* **The request**: Print every entry word for word, but omit the pictures.

* **Records shown**:
•••
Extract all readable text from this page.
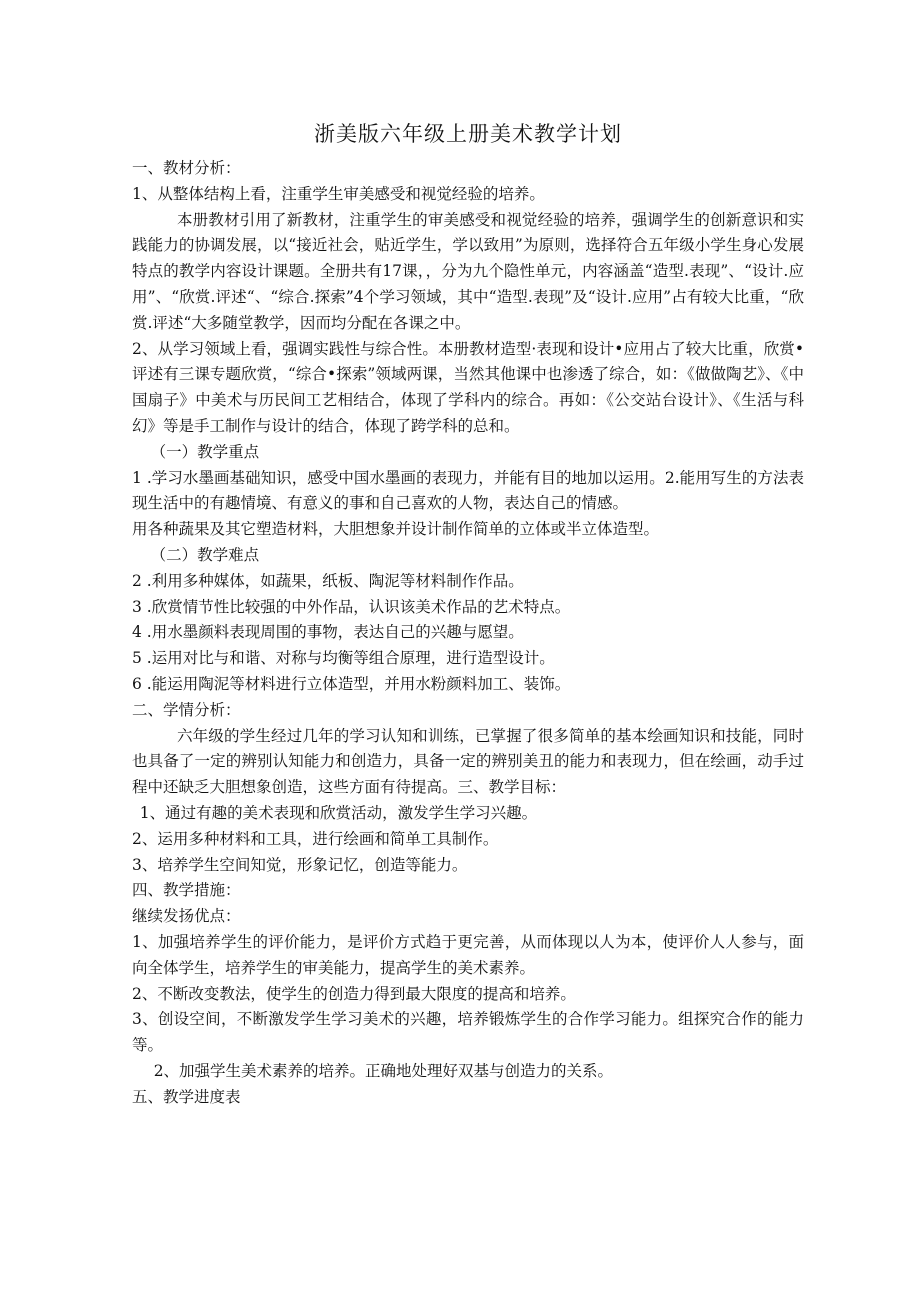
浙美版六年级上册美术教学计划

一、教材分析：

1、从整体结构上看，注重学生审美感受和视觉经验的培养。

本册教材引用了新教材，注重学生的审美感受和视觉经验的培养，强调学生的创新意识和实践能力的协调发展，以“接近社会，贴近学生，学以致用”为原则，选择符合五年级小学生身心发展特点的教学内容设计课题。全册共有17课，，分为九个隐性单元，内容涵盖“造型.表现”、“设计.应用”、“欣赏.评述“、“综合.探索”4个学习领域，其中“造型.表现”及“设计.应用”占有较大比重，“欣赏.评述“大多随堂教学，因而均分配在各课之中。

2、从学习领域上看，强调实践性与综合性。本册教材造型·表现和设计•应用占了较大比重，欣赏•评述有三课专题欣赏，“综合•探索”领域两课，当然其他课中也渗透了综合，如：《做做陶艺》、《中国扇子》中美术与历民间工艺相结合，体现了学科内的综合。再如：《公交站台设计》、《生活与科幻》等是手工制作与设计的结合，体现了跨学科的总和。

（一）教学重点

1 .学习水墨画基础知识，感受中国水墨画的表现力，并能有目的地加以运用。2.能用写生的方法表现生活中的有趣情境、有意义的事和自己喜欢的人物，表达自己的情感。

用各种蔬果及其它塑造材料，大胆想象并设计制作简单的立体或半立体造型。

（二）教学难点

2 .利用多种媒体，如蔬果，纸板、陶泥等材料制作作品。

3 .欣赏情节性比较强的中外作品，认识该美术作品的艺术特点。

4 .用水墨颜料表现周围的事物，表达自己的兴趣与愿望。

5 .运用对比与和谐、对称与均衡等组合原理，进行造型设计。

6 .能运用陶泥等材料进行立体造型，并用水粉颜料加工、装饰。

二、学情分析：

六年级的学生经过几年的学习认知和训练，已掌握了很多简单的基本绘画知识和技能，同时也具备了一定的辨别认知能力和创造力，具备一定的辨别美丑的能力和表现力，但在绘画，动手过程中还缺乏大胆想象创造，这些方面有待提高。三、教学目标：

1、通过有趣的美术表现和欣赏活动，激发学生学习兴趣。

2、运用多种材料和工具，进行绘画和简单工具制作。

3、培养学生空间知觉，形象记忆，创造等能力。

四、教学措施：

继续发扬优点：

1、加强培养学生的评价能力，是评价方式趋于更完善，从而体现以人为本，使评价人人参与，面向全体学生，培养学生的审美能力，提高学生的美术素养。

2、不断改变教法，使学生的创造力得到最大限度的提高和培养。

3、创设空间，不断激发学生学习美术的兴趣，培养锻炼学生的合作学习能力。组探究合作的能力等。

2、加强学生美术素养的培养。正确地处理好双基与创造力的关系。

五、教学进度表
•••
* **Written answer**:
Extract all readable text from this page.
浙美版六年级上册美术教学计划

一、教材分析：

1、从整体结构上看，注重学生审美感受和视觉经验的培养。

本册教材引用了新教材，注重学生的审美感受和视觉经验的培养，强调学生的创新意识和实践能力的协调发展，以“接近社会，贴近学生，学以致用”为原则，选择符合五年级小学生身心发展特点的教学内容设计课题。全册共有17课，，分为九个隐性单元，内容涵盖“造型.表现”、“设计.应用”、“欣赏.评述“、“综合.探索”4个学习领域，其中“造型.表现”及“设计.应用”占有较大比重，“欣赏.评述“大多随堂教学，因而均分配在各课之中。

2、从学习领域上看，强调实践性与综合性。本册教材造型·表现和设计•应用占了较大比重，欣赏•评述有三课专题欣赏，“综合•探索”领域两课，当然其他课中也渗透了综合，如：《做做陶艺》、《中国扇子》中美术与历民间工艺相结合，体现了学科内的综合。再如：《公交站台设计》、《生活与科幻》等是手工制作与设计的结合，体现了跨学科的总和。

（一）教学重点

1 .学习水墨画基础知识，感受中国水墨画的表现力，并能有目的地加以运用。2.能用写生的方法表现生活中的有趣情境、有意义的事和自己喜欢的人物，表达自己的情感。

用各种蔬果及其它塑造材料，大胆想象并设计制作简单的立体或半立体造型。

（二）教学难点

2 .利用多种媒体，如蔬果，纸板、陶泥等材料制作作品。

3 .欣赏情节性比较强的中外作品，认识该美术作品的艺术特点。

4 .用水墨颜料表现周围的事物，表达自己的兴趣与愿望。

5 .运用对比与和谐、对称与均衡等组合原理，进行造型设计。

6 .能运用陶泥等材料进行立体造型，并用水粉颜料加工、装饰。

二、学情分析：

六年级的学生经过几年的学习认知和训练，已掌握了很多简单的基本绘画知识和技能，同时也具备了一定的辨别认知能力和创造力，具备一定的辨别美丑的能力和表现力，但在绘画，动手过程中还缺乏大胆想象创造，这些方面有待提高。三、教学目标：

1、通过有趣的美术表现和欣赏活动，激发学生学习兴趣。

2、运用多种材料和工具，进行绘画和简单工具制作。

3、培养学生空间知觉，形象记忆，创造等能力。

四、教学措施：

继续发扬优点：

1、加强培养学生的评价能力，是评价方式趋于更完善，从而体现以人为本，使评价人人参与，面向全体学生，培养学生的审美能力，提高学生的美术素养。

2、不断改变教法，使学生的创造力得到最大限度的提高和培养。

3、创设空间，不断激发学生学习美术的兴趣，培养锻炼学生的合作学习能力。组探究合作的能力等。

2、加强学生美术素养的培养。正确地处理好双基与创造力的关系。

五、教学进度表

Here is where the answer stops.